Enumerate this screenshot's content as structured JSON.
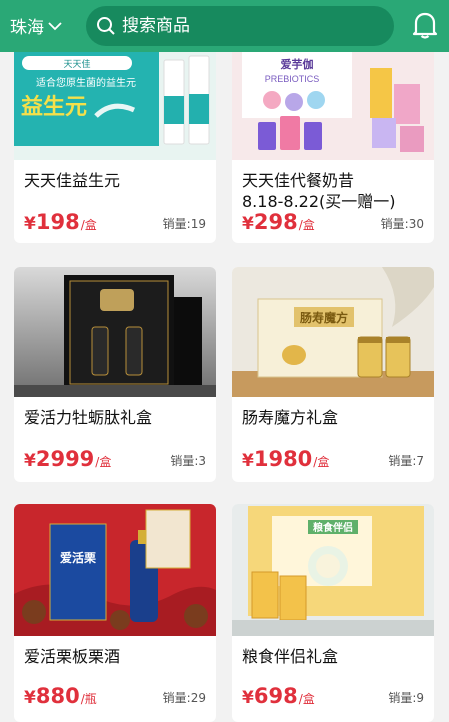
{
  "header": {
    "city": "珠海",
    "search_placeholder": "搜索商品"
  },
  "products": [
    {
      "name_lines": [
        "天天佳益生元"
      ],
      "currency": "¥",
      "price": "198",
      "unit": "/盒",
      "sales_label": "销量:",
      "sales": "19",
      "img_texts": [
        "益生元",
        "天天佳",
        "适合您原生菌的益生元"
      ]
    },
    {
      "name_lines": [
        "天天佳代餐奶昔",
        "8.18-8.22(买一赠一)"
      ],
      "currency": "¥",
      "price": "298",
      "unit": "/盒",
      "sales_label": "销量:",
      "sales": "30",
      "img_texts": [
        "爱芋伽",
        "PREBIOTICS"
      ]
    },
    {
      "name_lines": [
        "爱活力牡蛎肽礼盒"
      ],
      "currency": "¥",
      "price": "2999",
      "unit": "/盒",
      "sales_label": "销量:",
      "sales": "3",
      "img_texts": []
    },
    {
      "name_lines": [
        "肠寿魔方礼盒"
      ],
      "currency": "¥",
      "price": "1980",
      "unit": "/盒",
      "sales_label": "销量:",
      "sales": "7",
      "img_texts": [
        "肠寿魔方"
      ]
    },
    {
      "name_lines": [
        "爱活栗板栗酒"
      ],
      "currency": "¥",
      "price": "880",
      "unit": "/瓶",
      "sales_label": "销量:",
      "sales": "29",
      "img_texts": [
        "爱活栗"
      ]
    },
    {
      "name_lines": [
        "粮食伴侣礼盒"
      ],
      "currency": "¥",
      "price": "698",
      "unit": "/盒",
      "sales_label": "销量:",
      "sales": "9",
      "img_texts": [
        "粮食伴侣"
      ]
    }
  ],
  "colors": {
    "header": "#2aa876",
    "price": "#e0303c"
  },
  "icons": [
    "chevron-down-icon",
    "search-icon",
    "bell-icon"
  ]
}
...
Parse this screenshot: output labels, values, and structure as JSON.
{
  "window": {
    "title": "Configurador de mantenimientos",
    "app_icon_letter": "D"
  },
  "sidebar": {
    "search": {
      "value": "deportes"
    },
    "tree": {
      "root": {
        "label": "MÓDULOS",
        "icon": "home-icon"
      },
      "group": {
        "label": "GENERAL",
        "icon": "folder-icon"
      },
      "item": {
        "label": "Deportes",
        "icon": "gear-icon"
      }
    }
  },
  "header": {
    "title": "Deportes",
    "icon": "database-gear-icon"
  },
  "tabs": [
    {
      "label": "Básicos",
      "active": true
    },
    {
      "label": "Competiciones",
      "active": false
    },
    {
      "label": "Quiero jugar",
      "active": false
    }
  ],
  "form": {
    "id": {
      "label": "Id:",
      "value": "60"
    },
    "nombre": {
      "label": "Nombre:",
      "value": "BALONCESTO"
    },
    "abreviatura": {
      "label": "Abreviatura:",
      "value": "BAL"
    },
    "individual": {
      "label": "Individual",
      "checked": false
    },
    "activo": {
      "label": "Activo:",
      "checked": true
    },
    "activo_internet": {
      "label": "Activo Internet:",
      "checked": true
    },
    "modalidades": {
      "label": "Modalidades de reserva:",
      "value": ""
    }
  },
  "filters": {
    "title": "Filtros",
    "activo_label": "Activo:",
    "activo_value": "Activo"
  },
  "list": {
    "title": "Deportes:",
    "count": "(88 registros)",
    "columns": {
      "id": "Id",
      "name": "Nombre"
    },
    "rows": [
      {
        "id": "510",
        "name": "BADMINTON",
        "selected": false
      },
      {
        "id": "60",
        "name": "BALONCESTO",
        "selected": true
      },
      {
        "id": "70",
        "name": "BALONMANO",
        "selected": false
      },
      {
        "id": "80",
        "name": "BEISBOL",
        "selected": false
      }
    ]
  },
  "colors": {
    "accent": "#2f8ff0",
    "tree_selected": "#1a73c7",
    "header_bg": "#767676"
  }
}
* * *
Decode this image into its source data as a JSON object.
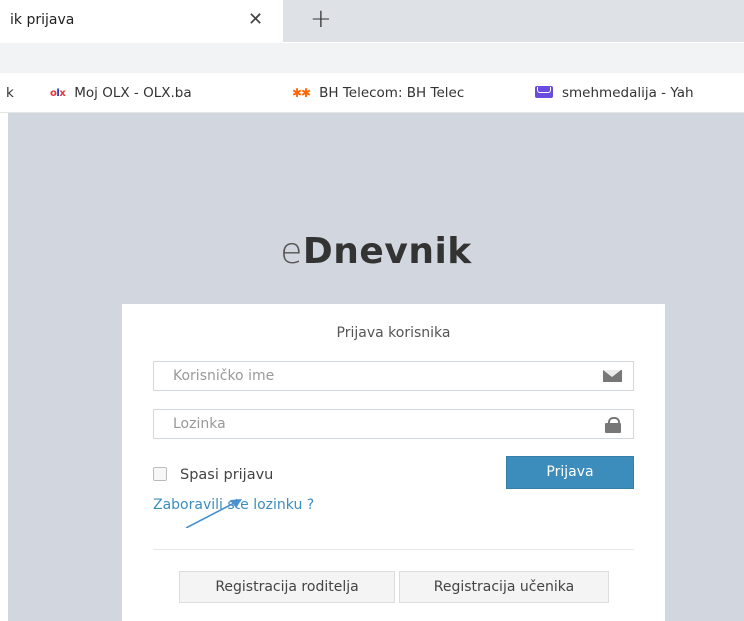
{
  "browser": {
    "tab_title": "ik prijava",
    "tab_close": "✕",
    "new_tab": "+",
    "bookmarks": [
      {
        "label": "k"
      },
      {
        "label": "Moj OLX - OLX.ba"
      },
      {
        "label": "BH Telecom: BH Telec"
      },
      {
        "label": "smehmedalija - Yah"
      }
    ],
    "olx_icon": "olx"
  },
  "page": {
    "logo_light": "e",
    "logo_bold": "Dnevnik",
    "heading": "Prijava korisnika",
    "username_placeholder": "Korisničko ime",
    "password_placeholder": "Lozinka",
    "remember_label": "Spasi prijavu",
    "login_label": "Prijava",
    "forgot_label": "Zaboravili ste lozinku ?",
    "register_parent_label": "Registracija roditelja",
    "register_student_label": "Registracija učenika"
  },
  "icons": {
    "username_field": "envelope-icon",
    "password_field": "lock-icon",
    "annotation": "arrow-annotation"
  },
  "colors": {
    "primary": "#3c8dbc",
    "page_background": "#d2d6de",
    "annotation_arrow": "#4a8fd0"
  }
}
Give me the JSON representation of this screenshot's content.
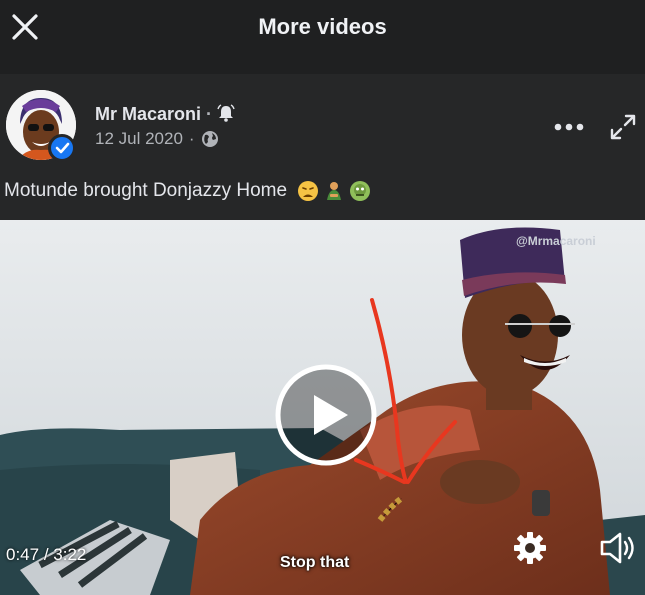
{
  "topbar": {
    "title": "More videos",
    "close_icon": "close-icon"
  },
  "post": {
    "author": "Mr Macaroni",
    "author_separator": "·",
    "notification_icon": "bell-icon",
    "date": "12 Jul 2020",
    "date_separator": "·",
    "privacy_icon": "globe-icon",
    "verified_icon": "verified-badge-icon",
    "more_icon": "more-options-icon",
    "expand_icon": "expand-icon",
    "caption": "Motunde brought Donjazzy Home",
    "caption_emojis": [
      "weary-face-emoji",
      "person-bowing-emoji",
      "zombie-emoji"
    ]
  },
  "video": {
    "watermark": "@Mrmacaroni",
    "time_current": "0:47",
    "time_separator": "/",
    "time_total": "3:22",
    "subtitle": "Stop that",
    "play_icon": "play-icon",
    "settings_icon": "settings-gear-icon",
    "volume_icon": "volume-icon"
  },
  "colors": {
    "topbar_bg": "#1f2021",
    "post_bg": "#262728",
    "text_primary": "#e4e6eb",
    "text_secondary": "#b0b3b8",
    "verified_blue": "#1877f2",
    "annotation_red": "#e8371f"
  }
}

— Requirement —
For the entries above, state how many lines contain the word "bell". Provide the number by itself.

— Response to this exercise —
2